> [EXERCISE OBJECTIVE] List every line of the listing that contains the string "components", matching case exactly.
* START DATASET RECORDS *
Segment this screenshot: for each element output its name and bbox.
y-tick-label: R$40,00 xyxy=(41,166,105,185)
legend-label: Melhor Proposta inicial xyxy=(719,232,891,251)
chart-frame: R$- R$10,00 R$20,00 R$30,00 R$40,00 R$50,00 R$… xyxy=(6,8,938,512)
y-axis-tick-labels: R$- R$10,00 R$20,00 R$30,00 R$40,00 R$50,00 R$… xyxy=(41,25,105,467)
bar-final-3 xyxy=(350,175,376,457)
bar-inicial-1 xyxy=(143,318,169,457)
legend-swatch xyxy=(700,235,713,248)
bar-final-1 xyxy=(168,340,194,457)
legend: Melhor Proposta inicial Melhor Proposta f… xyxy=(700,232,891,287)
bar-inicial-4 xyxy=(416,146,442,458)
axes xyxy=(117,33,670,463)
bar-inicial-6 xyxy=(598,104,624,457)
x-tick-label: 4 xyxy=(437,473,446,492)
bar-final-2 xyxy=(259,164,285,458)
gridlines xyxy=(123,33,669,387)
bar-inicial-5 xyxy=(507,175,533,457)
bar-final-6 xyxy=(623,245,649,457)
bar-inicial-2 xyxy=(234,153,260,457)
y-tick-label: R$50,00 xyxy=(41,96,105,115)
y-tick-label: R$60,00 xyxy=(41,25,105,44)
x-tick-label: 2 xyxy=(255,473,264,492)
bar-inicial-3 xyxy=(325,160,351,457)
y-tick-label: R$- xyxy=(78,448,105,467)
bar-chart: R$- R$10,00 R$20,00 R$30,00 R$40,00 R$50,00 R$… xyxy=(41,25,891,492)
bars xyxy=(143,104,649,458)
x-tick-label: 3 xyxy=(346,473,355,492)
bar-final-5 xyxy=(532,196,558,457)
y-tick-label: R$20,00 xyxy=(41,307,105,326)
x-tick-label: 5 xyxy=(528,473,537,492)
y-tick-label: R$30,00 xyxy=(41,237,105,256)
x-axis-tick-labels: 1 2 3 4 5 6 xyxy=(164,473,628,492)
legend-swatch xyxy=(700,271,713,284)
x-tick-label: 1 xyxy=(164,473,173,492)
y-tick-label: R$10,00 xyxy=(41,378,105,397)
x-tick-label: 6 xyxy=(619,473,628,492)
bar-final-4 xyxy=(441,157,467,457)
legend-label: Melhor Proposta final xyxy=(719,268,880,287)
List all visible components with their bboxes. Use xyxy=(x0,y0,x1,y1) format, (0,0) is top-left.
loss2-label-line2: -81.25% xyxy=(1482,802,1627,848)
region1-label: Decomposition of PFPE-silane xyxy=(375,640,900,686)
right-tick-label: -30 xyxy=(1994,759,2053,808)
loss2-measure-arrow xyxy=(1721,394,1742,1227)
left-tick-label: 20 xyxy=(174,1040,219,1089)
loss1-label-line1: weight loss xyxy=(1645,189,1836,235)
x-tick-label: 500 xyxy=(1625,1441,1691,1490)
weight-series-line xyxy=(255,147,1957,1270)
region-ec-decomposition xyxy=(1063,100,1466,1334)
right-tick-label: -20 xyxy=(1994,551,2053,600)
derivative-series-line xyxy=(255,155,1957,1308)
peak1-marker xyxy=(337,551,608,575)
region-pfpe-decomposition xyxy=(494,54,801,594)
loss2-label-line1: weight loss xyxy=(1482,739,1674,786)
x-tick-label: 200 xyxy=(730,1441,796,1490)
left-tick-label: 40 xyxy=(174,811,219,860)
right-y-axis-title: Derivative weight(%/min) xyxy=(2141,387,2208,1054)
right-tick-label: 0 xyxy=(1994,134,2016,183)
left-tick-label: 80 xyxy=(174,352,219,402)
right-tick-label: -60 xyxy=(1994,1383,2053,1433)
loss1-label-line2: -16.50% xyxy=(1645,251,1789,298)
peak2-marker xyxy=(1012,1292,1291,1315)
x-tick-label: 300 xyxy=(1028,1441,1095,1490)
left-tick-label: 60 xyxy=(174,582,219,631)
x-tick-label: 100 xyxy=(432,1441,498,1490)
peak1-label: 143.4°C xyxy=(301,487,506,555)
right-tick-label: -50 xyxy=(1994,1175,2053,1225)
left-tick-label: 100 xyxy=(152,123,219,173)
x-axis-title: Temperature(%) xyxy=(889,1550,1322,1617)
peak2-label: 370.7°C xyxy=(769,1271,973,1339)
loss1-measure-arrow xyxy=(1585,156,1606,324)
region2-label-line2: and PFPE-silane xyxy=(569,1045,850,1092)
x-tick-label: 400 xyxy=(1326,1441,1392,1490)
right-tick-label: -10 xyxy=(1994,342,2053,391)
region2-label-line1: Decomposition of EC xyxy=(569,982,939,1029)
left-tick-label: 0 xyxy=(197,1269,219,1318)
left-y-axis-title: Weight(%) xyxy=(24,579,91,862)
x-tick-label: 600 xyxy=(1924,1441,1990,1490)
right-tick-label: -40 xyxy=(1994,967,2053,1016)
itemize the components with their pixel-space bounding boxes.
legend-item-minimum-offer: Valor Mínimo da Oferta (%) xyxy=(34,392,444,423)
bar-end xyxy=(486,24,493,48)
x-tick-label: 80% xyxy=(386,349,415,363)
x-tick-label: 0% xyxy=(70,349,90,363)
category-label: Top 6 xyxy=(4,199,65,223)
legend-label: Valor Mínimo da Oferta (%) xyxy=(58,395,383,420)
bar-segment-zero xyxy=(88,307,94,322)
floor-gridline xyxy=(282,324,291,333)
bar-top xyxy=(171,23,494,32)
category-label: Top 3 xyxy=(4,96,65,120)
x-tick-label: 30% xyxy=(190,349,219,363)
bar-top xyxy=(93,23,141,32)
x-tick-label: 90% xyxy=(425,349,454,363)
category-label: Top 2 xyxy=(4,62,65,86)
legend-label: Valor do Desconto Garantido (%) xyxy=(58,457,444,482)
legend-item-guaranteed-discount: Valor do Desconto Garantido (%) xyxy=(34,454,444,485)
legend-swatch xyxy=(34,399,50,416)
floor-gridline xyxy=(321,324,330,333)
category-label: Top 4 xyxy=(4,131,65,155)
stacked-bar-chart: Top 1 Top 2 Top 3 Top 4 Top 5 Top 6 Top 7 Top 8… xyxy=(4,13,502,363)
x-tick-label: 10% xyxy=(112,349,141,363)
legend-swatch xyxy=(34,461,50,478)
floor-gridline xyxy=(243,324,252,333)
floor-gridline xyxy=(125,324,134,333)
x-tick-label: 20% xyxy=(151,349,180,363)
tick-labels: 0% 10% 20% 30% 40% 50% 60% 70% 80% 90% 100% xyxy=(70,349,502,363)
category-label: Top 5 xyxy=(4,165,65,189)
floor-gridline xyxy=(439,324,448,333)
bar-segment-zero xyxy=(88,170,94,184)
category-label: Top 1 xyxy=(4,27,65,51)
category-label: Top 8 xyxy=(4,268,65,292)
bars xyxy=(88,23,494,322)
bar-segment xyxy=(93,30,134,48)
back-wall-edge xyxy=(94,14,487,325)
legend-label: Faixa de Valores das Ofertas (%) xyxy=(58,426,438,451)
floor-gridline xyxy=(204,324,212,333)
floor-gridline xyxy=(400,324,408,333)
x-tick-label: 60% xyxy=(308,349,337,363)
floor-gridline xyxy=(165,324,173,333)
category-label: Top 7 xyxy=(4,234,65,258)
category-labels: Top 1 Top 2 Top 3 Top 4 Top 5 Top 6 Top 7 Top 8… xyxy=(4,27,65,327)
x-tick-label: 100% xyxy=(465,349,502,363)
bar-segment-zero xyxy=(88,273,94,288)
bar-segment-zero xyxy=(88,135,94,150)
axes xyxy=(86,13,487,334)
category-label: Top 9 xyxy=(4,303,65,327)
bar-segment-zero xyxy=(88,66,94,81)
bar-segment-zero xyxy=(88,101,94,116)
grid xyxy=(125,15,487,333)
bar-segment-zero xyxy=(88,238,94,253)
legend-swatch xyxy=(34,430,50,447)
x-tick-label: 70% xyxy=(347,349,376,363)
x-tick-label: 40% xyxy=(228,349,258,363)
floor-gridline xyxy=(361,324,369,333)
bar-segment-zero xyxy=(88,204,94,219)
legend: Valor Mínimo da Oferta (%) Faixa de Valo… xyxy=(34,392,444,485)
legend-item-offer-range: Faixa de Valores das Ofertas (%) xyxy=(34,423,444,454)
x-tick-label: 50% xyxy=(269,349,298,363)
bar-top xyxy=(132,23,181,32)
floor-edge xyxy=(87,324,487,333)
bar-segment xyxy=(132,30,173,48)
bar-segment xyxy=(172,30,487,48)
* END DATASET RECORDS *
> [EXERCISE OUTPUT]
List all visible components with their bboxes. Use xyxy=(x0,y0,x1,y1) format, (0,0) is top-left.
itemize the components with their pixel-space bounding boxes.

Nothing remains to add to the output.